### [DIRECTIONS FOR THIS TASK]
Below are some entries; state how many of their lines include the word "pointer" and give no more than that number.

### [DATA SUPPLIED]

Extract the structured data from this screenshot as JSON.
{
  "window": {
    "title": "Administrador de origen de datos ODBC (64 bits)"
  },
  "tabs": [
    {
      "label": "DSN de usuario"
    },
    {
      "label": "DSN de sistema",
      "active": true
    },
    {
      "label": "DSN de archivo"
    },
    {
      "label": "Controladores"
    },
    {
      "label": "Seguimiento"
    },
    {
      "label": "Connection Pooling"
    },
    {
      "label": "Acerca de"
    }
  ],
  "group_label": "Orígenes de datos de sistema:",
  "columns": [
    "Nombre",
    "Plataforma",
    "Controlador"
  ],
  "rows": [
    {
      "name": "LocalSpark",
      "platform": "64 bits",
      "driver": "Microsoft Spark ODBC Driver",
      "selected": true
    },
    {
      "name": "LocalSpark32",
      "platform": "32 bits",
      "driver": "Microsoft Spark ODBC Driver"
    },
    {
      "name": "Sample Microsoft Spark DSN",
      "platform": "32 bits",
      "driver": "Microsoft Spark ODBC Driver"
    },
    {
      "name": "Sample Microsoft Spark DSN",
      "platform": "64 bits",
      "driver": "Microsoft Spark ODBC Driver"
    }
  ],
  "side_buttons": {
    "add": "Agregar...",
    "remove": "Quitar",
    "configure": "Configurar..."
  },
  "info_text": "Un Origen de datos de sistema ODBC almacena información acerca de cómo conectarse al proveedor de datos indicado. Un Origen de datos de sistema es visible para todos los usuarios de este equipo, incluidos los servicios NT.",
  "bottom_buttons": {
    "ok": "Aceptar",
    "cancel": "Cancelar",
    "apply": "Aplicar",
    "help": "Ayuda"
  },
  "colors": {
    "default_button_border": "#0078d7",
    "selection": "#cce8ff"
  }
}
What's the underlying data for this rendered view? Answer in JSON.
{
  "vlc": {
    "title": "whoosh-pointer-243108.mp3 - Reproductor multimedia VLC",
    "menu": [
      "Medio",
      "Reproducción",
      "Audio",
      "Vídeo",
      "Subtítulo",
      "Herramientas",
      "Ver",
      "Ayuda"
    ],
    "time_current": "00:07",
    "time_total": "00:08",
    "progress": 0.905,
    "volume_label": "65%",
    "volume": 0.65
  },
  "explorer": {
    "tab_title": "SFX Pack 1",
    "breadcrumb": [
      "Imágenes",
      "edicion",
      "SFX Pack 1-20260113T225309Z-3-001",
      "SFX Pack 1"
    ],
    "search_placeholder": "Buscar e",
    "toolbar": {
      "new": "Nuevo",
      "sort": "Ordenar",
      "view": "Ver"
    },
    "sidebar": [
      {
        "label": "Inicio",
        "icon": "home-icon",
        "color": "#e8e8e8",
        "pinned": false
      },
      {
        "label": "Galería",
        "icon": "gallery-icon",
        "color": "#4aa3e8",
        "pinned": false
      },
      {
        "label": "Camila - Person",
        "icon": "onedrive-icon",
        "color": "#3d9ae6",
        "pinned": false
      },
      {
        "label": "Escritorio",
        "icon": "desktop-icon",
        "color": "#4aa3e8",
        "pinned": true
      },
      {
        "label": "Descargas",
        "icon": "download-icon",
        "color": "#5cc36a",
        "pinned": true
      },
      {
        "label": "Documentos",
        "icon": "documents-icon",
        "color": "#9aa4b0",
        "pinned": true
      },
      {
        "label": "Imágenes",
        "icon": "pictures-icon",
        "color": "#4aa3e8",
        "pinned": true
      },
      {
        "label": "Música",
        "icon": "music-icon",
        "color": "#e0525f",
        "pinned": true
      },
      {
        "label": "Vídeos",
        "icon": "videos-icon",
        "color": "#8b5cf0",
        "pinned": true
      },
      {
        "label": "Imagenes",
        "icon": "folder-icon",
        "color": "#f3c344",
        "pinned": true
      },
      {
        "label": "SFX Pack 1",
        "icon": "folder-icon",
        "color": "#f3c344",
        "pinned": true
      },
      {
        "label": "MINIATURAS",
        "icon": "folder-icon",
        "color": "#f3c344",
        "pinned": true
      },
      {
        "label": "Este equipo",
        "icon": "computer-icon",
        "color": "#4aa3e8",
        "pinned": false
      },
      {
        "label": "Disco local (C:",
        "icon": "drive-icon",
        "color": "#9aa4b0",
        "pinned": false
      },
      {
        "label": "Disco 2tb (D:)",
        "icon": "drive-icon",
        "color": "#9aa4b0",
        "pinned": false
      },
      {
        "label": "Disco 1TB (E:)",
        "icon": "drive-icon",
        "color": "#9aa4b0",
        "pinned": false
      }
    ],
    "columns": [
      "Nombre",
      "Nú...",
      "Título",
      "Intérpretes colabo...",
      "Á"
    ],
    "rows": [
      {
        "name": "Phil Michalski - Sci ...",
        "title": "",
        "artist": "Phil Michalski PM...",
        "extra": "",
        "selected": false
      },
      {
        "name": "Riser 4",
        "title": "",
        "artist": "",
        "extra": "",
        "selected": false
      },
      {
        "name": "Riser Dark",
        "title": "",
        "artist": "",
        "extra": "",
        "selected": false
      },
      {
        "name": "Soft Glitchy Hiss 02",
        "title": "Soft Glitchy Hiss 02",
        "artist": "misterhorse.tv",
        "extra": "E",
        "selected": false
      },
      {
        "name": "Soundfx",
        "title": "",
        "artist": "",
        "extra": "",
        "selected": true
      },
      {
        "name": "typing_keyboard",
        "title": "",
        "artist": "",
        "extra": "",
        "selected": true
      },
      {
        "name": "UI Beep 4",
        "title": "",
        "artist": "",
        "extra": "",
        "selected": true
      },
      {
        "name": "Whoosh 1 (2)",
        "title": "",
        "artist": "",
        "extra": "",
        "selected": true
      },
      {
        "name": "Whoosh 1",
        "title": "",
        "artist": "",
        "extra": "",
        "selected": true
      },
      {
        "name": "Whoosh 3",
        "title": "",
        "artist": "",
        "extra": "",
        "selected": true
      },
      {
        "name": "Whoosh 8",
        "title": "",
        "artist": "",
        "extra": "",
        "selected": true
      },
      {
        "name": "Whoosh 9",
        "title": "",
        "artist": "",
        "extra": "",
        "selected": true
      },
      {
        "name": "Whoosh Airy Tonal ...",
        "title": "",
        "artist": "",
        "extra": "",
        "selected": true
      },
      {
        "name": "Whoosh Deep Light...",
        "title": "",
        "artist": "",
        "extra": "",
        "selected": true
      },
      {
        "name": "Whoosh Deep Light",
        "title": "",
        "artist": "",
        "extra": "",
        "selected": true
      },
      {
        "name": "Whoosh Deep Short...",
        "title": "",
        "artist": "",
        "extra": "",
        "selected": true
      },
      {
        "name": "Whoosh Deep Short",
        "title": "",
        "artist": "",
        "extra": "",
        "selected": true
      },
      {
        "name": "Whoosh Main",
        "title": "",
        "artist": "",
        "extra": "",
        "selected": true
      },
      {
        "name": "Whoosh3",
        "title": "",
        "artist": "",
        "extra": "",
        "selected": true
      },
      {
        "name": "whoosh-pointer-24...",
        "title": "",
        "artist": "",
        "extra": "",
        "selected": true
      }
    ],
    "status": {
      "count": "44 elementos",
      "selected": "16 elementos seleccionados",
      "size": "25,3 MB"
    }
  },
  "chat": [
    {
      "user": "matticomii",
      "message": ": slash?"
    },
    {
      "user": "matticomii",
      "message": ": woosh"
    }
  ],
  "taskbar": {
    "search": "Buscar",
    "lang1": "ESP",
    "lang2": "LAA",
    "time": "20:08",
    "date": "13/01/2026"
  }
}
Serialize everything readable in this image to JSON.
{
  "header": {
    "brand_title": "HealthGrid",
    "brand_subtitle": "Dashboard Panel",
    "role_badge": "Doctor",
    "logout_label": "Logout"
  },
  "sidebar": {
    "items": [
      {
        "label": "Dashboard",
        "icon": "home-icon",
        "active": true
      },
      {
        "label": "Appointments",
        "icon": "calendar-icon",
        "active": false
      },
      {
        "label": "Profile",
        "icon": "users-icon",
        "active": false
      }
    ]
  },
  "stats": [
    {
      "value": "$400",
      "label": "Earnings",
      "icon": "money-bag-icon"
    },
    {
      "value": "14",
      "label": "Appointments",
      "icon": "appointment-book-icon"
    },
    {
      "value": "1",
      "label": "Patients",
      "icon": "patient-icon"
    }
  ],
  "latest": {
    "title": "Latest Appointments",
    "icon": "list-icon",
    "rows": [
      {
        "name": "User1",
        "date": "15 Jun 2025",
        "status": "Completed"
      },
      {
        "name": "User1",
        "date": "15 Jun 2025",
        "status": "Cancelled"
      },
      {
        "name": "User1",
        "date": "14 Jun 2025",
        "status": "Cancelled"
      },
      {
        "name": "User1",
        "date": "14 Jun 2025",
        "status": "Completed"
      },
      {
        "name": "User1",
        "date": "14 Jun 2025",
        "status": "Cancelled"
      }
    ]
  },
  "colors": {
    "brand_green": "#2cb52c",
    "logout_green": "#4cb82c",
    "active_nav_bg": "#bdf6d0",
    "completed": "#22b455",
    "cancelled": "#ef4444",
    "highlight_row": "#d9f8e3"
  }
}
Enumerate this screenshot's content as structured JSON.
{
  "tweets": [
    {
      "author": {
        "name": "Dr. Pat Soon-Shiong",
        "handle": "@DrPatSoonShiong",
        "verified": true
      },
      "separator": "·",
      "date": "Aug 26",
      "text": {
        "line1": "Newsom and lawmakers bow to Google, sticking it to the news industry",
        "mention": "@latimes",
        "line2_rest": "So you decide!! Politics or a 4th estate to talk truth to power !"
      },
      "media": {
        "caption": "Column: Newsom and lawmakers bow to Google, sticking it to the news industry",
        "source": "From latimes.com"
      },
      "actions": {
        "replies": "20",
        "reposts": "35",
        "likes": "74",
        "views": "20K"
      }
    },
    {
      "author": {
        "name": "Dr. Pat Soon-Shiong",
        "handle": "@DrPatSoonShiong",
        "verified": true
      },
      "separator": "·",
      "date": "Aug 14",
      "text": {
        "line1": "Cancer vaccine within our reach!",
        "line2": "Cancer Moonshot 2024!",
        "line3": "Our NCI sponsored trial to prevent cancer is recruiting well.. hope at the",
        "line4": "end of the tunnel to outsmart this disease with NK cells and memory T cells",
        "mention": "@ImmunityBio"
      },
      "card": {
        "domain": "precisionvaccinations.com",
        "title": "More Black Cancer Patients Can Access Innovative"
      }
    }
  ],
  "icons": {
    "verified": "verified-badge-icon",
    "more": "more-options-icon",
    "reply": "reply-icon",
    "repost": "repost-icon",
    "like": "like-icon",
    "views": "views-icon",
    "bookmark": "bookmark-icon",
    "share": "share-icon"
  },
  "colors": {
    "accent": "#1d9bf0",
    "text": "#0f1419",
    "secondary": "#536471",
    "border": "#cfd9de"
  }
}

### [FINISHED EXERCISE]
2